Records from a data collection
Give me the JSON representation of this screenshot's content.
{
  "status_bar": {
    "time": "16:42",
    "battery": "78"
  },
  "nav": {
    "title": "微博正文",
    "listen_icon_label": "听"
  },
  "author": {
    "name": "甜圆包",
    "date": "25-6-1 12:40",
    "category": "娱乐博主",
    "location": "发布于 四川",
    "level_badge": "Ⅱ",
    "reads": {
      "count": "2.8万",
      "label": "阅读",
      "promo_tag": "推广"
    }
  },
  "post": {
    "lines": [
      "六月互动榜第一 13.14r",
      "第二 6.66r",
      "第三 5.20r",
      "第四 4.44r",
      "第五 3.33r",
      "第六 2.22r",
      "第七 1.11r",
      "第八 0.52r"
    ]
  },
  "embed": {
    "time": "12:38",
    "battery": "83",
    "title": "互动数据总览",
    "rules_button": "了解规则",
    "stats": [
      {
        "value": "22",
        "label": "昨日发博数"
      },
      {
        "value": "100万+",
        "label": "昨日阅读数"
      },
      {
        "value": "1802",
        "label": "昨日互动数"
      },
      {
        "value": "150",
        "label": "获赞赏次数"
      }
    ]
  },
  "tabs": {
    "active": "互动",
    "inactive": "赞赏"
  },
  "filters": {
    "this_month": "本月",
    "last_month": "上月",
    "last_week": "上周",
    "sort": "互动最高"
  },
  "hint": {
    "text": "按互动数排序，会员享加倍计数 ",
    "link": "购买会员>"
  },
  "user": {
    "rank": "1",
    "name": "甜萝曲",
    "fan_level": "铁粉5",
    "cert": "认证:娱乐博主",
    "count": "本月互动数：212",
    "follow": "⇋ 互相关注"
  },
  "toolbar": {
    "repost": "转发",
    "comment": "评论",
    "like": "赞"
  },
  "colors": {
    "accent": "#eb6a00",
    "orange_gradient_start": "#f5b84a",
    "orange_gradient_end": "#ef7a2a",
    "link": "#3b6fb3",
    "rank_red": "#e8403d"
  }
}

Directions for this task
Copy every record above exactly as it appears.

Exercise answer
Give me the JSON representation of this screenshot's content.
{
  "status_bar": {
    "time": "16:42",
    "battery": "78"
  },
  "nav": {
    "title": "微博正文",
    "listen_icon_label": "听"
  },
  "author": {
    "name": "甜圆包",
    "date": "25-6-1 12:40",
    "category": "娱乐博主",
    "location": "发布于 四川",
    "level_badge": "Ⅱ",
    "reads": {
      "count": "2.8万",
      "label": "阅读",
      "promo_tag": "推广"
    }
  },
  "post": {
    "lines": [
      "六月互动榜第一 13.14r",
      "第二 6.66r",
      "第三 5.20r",
      "第四 4.44r",
      "第五 3.33r",
      "第六 2.22r",
      "第七 1.11r",
      "第八 0.52r"
    ]
  },
  "embed": {
    "time": "12:38",
    "battery": "83",
    "title": "互动数据总览",
    "rules_button": "了解规则",
    "stats": [
      {
        "value": "22",
        "label": "昨日发博数"
      },
      {
        "value": "100万+",
        "label": "昨日阅读数"
      },
      {
        "value": "1802",
        "label": "昨日互动数"
      },
      {
        "value": "150",
        "label": "获赞赏次数"
      }
    ]
  },
  "tabs": {
    "active": "互动",
    "inactive": "赞赏"
  },
  "filters": {
    "this_month": "本月",
    "last_month": "上月",
    "last_week": "上周",
    "sort": "互动最高"
  },
  "hint": {
    "text": "按互动数排序，会员享加倍计数 ",
    "link": "购买会员>"
  },
  "user": {
    "rank": "1",
    "name": "甜萝曲",
    "fan_level": "铁粉5",
    "cert": "认证:娱乐博主",
    "count": "本月互动数：212",
    "follow": "⇋ 互相关注"
  },
  "toolbar": {
    "repost": "转发",
    "comment": "评论",
    "like": "赞"
  },
  "colors": {
    "accent": "#eb6a00",
    "orange_gradient_start": "#f5b84a",
    "orange_gradient_end": "#ef7a2a",
    "link": "#3b6fb3",
    "rank_red": "#e8403d"
  }
}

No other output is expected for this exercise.